[Data shown]

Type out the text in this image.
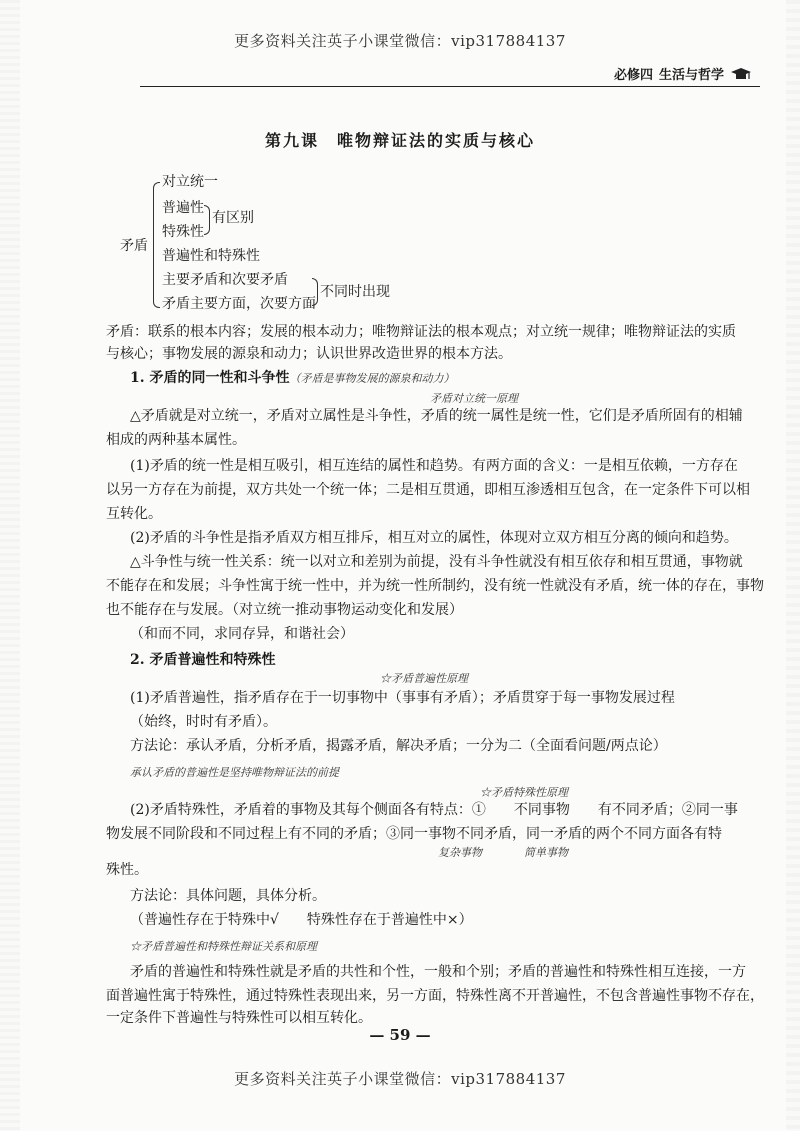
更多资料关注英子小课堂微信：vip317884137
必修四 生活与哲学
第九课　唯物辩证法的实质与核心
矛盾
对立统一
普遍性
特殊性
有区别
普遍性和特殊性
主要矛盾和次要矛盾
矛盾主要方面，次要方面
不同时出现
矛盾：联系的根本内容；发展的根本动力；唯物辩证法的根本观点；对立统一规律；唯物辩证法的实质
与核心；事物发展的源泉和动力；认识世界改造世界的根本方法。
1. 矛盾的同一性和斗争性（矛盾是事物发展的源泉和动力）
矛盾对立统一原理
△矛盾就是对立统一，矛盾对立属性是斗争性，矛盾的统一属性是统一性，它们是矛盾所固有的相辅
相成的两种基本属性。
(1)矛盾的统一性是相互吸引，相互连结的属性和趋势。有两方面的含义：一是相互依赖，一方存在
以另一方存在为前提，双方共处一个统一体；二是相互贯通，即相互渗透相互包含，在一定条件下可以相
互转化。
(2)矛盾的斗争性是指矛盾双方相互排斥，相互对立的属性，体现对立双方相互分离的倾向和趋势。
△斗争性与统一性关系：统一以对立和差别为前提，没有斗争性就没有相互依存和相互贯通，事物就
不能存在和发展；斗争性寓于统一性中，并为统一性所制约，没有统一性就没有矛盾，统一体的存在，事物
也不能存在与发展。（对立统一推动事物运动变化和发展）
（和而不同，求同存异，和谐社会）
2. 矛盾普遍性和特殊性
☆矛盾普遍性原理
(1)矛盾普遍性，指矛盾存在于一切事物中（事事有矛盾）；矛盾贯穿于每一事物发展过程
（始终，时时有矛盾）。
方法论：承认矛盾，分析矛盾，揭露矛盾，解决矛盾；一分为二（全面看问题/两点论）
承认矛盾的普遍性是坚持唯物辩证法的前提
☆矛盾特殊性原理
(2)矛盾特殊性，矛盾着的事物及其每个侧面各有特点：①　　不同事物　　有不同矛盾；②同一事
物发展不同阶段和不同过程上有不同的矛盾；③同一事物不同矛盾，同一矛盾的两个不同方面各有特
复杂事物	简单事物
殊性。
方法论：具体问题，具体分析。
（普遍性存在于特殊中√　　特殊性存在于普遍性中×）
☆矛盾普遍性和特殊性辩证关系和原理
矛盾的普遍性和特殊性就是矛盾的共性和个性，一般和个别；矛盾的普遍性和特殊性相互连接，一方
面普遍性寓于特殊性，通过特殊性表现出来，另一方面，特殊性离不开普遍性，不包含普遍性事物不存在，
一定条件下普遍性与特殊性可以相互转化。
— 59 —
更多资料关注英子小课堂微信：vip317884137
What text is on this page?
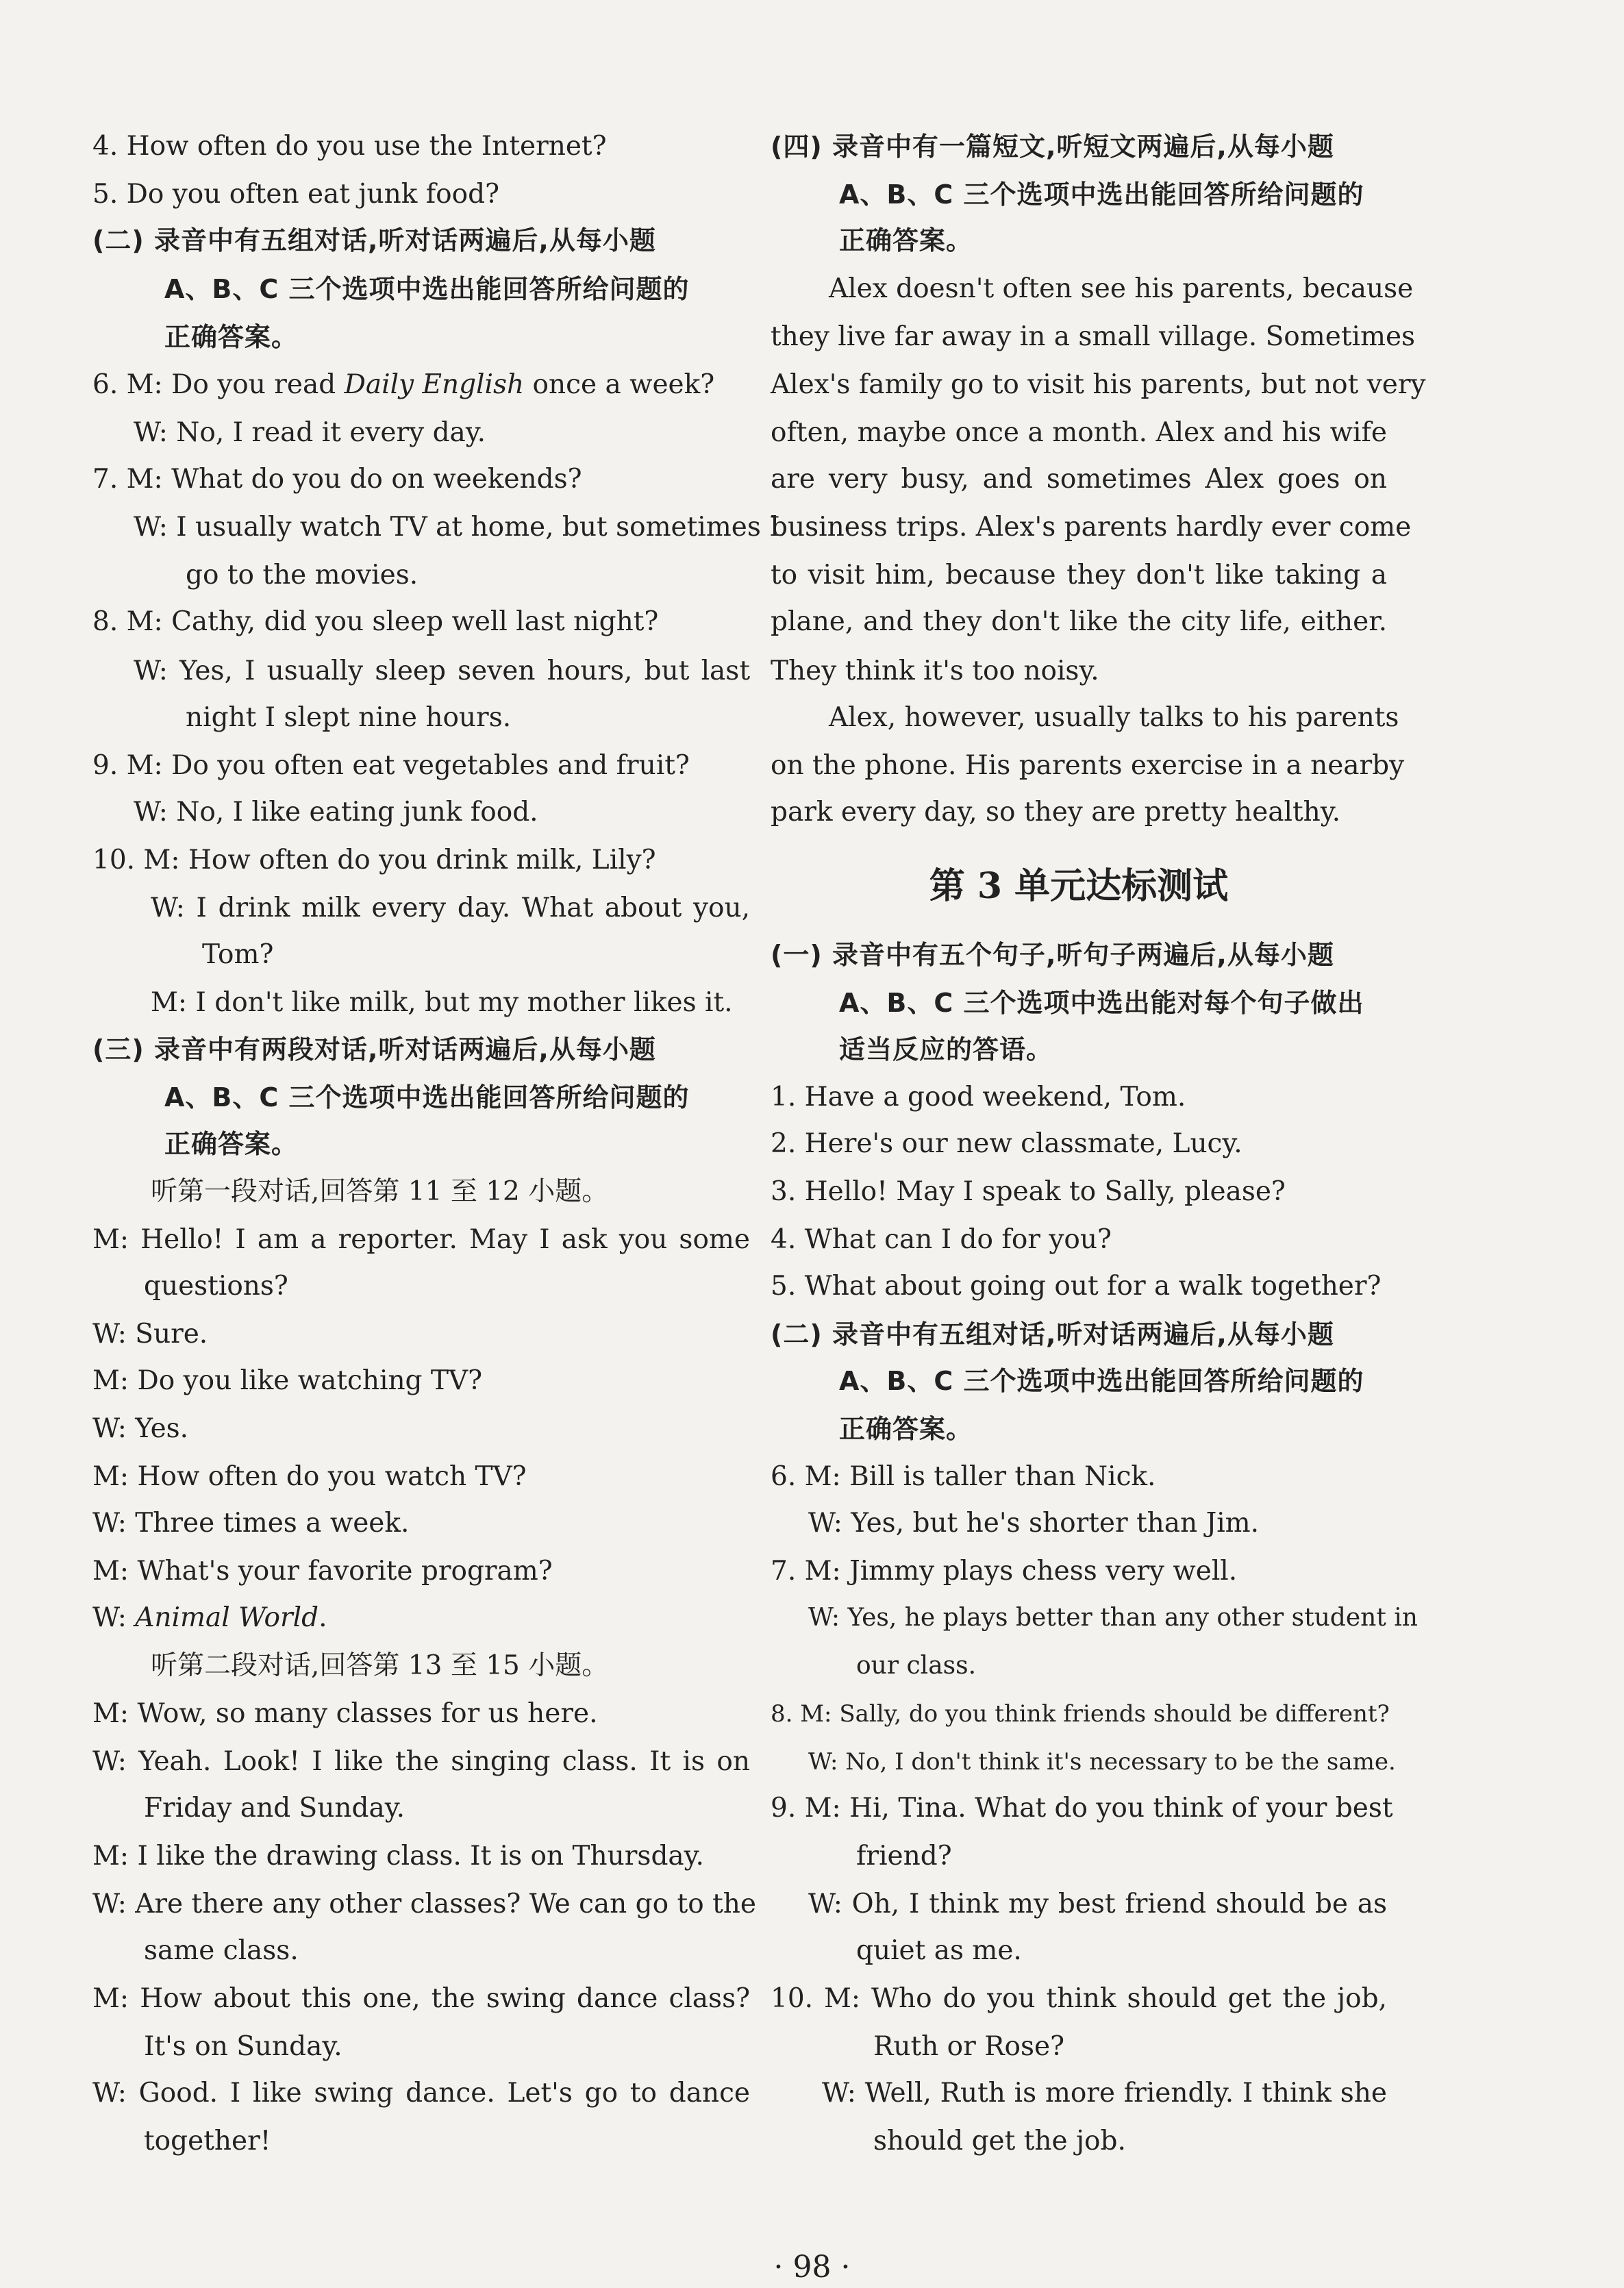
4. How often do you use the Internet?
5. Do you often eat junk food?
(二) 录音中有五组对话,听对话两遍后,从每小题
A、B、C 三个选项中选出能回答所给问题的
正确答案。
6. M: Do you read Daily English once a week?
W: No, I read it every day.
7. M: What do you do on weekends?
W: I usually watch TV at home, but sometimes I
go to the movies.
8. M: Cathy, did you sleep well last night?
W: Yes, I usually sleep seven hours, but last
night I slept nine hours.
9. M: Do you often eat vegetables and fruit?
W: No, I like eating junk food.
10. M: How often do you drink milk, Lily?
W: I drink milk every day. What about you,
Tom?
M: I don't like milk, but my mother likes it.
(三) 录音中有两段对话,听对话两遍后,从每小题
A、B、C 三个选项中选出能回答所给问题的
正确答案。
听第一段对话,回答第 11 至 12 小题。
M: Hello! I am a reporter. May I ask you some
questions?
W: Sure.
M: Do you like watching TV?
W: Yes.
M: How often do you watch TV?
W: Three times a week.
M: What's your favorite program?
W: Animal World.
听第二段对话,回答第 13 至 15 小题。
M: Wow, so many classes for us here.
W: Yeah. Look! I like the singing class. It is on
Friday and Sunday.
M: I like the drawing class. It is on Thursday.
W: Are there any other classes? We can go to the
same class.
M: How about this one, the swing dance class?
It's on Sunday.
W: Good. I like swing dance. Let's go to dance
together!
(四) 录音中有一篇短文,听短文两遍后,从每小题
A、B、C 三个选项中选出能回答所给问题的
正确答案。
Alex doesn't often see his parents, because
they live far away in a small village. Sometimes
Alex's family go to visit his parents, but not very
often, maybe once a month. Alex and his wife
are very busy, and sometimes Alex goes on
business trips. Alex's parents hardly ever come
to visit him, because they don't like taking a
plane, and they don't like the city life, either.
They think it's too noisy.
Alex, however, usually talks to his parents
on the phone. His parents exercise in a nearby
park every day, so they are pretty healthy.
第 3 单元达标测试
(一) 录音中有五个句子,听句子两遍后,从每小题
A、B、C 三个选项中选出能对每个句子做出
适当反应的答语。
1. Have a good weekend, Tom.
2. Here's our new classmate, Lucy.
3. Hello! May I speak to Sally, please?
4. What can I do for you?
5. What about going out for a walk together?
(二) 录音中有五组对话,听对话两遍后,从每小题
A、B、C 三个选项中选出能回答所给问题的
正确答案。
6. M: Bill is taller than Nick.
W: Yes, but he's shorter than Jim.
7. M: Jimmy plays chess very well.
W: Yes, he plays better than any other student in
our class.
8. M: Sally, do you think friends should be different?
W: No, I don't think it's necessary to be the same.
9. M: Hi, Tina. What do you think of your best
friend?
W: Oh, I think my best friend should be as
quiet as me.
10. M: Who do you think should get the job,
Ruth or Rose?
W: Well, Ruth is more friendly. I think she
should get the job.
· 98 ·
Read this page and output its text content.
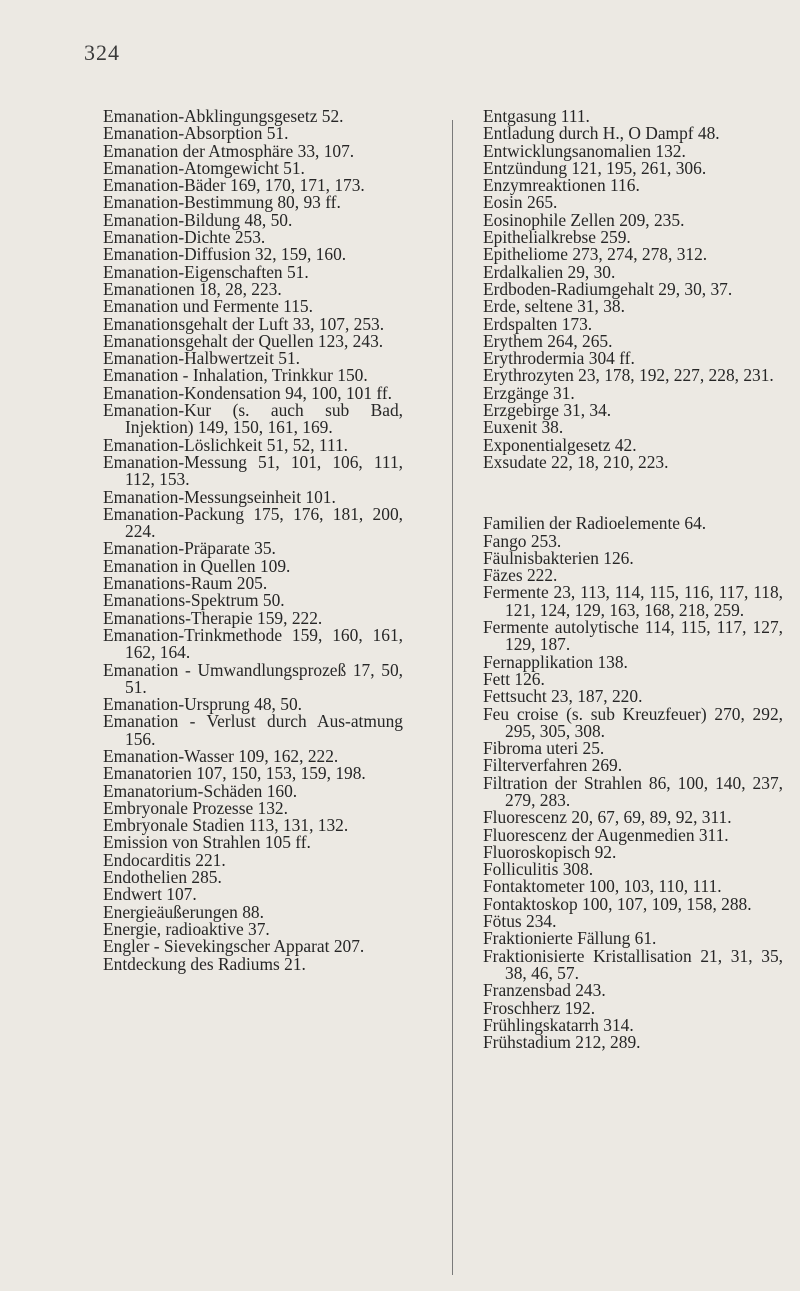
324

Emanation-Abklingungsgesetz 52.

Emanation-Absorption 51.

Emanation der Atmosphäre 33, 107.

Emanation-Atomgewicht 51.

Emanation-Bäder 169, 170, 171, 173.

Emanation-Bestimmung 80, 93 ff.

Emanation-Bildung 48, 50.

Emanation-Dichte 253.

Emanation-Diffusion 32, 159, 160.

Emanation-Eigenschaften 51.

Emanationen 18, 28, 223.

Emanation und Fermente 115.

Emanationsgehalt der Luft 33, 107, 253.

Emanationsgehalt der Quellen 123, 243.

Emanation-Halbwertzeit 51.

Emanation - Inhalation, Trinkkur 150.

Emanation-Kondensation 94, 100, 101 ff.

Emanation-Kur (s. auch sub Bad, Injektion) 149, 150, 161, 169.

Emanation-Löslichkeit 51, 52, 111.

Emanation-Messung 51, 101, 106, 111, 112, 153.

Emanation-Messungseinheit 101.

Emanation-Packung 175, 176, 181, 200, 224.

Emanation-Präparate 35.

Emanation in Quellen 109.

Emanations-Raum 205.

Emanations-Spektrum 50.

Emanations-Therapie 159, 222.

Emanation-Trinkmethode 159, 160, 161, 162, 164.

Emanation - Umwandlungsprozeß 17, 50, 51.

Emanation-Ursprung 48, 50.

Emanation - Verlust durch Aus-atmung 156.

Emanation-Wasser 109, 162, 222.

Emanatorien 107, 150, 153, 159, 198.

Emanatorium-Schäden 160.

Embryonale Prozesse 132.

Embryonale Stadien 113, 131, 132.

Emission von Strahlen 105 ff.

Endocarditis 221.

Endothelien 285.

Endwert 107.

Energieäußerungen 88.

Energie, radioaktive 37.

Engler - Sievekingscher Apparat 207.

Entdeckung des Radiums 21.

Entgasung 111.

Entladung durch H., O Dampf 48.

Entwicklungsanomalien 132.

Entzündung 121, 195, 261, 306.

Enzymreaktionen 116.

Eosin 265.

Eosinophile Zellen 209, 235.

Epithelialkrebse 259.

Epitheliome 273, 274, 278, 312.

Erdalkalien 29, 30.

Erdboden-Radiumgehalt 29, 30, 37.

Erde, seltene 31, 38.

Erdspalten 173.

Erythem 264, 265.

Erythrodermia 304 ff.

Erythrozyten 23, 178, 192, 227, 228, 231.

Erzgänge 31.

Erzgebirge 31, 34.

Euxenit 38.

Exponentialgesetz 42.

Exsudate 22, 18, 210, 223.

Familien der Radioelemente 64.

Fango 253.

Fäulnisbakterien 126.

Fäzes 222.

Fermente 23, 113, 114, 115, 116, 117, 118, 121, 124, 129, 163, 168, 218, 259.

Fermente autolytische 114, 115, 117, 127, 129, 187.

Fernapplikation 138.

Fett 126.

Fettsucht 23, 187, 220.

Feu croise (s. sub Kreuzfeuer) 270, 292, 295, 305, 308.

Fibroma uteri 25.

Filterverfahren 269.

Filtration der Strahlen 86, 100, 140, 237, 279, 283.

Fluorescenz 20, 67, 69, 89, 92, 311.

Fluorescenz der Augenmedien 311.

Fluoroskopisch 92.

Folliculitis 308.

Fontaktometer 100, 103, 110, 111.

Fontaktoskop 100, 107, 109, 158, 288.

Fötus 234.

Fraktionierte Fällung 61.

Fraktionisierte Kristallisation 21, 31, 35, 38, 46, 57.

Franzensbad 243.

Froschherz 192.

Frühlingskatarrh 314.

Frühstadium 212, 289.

[Exercise description]
Where a line in the entries holds the word "sleep", copy that line.

[Answer to this task]
8. M: Cathy, did you sleep well last night?
W: Yes, I usually sleep seven hours, but last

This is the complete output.